■ Written problem ■
Read through the records below and copy each line that uses the word "There".

[Figure content listings]
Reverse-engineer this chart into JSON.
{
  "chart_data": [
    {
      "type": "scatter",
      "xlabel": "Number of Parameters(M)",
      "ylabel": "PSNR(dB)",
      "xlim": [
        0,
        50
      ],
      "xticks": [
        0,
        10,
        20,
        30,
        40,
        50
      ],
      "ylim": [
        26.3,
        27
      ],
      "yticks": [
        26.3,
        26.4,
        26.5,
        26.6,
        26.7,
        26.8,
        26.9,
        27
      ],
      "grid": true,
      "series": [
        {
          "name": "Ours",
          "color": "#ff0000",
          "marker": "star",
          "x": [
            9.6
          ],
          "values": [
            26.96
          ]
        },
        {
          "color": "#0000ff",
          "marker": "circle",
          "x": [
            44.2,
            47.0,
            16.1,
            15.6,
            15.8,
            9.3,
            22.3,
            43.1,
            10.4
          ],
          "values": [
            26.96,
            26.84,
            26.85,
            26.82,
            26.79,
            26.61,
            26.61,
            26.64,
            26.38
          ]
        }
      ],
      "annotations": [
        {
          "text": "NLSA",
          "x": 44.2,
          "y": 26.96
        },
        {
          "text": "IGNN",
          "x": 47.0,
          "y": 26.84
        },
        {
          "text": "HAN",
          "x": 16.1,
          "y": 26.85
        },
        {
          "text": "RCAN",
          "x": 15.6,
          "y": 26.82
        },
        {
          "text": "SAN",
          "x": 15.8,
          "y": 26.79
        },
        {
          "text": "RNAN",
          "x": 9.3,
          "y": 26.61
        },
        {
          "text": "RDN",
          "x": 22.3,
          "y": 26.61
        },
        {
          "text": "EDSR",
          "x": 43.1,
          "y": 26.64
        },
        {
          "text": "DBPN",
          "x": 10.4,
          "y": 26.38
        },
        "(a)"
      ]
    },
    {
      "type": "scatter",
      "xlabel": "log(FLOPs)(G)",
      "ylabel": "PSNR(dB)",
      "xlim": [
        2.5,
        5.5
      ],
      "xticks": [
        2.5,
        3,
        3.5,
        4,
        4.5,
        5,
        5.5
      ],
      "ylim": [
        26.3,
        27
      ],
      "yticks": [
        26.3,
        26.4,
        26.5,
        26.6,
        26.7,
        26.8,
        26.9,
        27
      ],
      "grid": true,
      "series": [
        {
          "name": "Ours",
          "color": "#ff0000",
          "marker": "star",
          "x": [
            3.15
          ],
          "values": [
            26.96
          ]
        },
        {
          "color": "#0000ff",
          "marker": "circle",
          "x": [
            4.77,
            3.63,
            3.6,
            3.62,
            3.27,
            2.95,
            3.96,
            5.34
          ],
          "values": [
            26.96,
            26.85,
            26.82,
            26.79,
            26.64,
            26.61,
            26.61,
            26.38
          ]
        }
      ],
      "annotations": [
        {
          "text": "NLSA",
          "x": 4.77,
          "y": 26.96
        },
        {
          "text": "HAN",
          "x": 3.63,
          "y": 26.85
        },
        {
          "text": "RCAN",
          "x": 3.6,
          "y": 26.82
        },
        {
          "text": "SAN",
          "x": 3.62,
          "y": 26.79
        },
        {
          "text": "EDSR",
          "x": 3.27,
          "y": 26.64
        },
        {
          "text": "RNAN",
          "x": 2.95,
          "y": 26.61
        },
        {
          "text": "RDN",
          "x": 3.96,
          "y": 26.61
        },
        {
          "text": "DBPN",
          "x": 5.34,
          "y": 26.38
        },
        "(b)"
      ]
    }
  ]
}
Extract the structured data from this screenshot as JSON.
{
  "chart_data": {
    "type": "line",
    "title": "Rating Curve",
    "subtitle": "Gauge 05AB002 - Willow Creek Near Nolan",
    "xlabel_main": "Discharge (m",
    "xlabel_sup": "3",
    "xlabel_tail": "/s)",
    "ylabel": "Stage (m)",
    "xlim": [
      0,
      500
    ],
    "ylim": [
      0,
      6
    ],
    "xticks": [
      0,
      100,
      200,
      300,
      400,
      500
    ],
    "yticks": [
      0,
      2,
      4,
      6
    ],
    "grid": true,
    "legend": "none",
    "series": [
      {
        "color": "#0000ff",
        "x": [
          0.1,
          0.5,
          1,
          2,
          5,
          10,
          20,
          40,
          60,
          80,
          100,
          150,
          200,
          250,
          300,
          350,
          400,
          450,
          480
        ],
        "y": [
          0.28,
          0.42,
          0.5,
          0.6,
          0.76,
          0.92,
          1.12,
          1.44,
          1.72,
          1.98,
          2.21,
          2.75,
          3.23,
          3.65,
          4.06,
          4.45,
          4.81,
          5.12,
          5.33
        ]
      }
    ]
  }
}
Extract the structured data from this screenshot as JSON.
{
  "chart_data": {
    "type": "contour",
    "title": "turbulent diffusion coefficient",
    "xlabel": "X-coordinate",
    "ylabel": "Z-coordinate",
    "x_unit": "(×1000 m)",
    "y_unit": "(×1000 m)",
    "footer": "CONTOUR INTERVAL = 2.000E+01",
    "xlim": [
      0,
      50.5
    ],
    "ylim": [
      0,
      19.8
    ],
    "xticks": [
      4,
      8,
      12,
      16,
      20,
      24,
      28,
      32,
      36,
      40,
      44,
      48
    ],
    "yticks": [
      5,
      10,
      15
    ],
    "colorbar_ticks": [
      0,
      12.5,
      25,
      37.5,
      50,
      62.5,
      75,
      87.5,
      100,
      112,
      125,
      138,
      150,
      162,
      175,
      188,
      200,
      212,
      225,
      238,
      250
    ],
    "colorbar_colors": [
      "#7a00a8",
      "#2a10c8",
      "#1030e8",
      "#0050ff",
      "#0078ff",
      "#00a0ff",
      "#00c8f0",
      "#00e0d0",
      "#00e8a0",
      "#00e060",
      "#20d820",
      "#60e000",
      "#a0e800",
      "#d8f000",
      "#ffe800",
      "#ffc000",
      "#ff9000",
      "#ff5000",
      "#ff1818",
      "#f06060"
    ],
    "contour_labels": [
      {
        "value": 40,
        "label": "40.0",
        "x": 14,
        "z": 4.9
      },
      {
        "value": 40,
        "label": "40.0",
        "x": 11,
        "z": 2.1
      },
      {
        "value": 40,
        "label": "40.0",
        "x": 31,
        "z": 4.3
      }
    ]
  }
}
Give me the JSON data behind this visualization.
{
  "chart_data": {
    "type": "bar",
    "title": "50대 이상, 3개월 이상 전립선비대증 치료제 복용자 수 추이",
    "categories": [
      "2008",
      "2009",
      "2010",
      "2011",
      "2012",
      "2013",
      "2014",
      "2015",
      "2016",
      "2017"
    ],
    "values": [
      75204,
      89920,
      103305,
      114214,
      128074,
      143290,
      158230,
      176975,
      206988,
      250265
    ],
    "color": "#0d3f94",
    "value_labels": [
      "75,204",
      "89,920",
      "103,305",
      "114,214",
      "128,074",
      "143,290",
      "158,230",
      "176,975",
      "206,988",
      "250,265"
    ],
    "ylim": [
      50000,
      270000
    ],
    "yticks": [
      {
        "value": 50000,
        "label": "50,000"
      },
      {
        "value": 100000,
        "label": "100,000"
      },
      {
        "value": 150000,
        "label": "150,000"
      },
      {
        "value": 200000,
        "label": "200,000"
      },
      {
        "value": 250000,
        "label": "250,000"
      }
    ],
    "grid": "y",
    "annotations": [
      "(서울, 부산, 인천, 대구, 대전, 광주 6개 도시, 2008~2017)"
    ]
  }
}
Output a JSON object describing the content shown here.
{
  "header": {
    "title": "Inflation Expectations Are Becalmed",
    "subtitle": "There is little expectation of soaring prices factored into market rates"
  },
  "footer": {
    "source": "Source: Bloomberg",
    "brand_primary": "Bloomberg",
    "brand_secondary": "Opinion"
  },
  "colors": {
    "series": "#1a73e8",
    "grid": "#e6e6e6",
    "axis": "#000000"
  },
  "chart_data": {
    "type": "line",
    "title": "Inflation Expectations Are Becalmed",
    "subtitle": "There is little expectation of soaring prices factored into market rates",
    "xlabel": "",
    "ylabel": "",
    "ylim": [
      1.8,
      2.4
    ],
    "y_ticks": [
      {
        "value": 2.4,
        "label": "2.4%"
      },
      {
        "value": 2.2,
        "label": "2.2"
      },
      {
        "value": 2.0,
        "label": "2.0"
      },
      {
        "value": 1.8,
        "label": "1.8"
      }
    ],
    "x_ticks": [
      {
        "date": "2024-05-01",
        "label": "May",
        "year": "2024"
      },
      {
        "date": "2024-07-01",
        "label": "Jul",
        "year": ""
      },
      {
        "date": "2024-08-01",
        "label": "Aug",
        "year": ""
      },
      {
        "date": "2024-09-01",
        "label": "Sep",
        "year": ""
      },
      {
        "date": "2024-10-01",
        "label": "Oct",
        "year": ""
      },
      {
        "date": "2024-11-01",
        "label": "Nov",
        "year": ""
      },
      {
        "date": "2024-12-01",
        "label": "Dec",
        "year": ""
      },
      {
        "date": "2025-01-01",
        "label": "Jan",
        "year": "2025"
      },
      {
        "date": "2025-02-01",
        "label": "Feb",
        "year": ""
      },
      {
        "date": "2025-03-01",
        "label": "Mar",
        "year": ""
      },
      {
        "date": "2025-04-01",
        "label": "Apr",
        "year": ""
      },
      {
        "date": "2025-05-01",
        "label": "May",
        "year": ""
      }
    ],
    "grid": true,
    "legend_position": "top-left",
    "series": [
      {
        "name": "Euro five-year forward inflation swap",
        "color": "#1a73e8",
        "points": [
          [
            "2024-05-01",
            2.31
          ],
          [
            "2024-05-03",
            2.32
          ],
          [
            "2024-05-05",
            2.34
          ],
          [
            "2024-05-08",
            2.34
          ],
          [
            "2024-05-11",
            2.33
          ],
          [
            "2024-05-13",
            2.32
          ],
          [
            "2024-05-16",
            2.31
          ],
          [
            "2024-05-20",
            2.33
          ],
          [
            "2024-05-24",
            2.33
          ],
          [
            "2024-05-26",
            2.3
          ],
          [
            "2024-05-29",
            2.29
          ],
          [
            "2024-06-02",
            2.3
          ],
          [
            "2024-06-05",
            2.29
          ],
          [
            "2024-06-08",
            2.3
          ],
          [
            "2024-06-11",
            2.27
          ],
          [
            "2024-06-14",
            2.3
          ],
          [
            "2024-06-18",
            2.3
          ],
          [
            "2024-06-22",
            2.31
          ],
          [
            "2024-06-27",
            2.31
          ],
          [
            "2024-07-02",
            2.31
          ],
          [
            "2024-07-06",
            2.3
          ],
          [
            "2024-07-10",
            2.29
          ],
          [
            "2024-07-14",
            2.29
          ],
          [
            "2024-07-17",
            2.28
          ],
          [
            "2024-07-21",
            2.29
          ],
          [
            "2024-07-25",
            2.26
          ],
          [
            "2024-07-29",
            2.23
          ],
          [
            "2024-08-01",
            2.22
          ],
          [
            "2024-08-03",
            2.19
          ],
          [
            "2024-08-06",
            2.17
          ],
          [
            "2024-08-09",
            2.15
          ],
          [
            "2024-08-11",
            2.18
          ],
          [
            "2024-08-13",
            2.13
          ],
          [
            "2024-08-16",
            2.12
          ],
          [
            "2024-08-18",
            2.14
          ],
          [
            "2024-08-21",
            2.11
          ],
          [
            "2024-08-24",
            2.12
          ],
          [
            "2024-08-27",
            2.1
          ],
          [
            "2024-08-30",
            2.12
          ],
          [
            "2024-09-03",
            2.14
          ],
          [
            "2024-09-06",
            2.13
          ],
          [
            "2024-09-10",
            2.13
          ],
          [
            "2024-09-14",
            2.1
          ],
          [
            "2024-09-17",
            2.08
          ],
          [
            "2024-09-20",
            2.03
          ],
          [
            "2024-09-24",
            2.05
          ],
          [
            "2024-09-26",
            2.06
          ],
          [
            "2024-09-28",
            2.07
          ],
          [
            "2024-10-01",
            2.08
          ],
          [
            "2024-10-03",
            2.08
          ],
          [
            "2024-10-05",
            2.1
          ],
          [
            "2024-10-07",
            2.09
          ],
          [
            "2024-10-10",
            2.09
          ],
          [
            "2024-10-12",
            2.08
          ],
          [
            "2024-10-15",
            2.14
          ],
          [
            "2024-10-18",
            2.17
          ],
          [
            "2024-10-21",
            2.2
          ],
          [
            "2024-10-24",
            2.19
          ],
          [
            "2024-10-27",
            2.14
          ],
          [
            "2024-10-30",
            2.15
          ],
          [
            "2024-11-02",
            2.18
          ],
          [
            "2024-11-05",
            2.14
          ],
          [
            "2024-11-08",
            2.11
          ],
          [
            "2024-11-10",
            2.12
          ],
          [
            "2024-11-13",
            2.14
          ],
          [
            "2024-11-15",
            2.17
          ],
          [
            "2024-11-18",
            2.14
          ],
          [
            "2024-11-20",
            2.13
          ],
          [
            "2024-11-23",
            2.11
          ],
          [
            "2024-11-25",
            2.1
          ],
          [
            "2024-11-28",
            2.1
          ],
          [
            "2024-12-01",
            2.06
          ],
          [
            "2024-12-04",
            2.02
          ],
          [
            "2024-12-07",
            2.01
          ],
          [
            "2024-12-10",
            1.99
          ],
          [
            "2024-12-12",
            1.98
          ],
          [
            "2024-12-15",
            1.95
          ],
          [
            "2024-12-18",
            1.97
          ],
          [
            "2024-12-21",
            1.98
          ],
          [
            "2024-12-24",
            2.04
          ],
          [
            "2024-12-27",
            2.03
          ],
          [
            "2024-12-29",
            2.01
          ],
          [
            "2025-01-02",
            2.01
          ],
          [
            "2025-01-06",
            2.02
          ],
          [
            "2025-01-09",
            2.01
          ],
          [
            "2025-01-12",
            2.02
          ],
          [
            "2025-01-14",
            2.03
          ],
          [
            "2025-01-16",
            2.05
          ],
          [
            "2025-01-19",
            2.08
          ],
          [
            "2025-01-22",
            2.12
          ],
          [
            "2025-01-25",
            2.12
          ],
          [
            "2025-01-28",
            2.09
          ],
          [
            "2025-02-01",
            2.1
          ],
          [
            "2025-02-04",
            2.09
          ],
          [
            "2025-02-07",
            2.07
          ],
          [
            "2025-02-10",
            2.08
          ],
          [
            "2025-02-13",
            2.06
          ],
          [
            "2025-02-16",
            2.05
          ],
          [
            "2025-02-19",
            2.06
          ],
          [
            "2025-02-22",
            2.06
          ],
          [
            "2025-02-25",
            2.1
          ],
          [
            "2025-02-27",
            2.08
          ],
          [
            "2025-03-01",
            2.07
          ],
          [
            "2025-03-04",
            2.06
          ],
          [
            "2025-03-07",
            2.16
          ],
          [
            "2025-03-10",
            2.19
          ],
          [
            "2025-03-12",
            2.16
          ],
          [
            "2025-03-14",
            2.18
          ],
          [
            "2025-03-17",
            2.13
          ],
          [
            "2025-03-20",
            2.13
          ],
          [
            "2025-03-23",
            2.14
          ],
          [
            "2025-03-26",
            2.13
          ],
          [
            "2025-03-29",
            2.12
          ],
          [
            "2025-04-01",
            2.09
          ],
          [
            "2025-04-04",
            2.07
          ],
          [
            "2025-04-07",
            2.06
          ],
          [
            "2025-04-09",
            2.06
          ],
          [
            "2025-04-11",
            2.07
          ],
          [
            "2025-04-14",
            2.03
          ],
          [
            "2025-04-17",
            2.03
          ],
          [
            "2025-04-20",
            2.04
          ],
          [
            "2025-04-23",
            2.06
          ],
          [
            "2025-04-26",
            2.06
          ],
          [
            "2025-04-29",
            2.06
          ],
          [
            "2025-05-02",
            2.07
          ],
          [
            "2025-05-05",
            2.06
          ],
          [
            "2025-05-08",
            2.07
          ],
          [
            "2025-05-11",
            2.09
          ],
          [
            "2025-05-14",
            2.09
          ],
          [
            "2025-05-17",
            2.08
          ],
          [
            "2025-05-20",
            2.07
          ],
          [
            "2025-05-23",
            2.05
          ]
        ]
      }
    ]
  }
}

■ The completed task ■
    "subtitle": "There is little expectation of soaring prices factored into market rates"
    "subtitle": "There is little expectation of soaring prices factored into market rates",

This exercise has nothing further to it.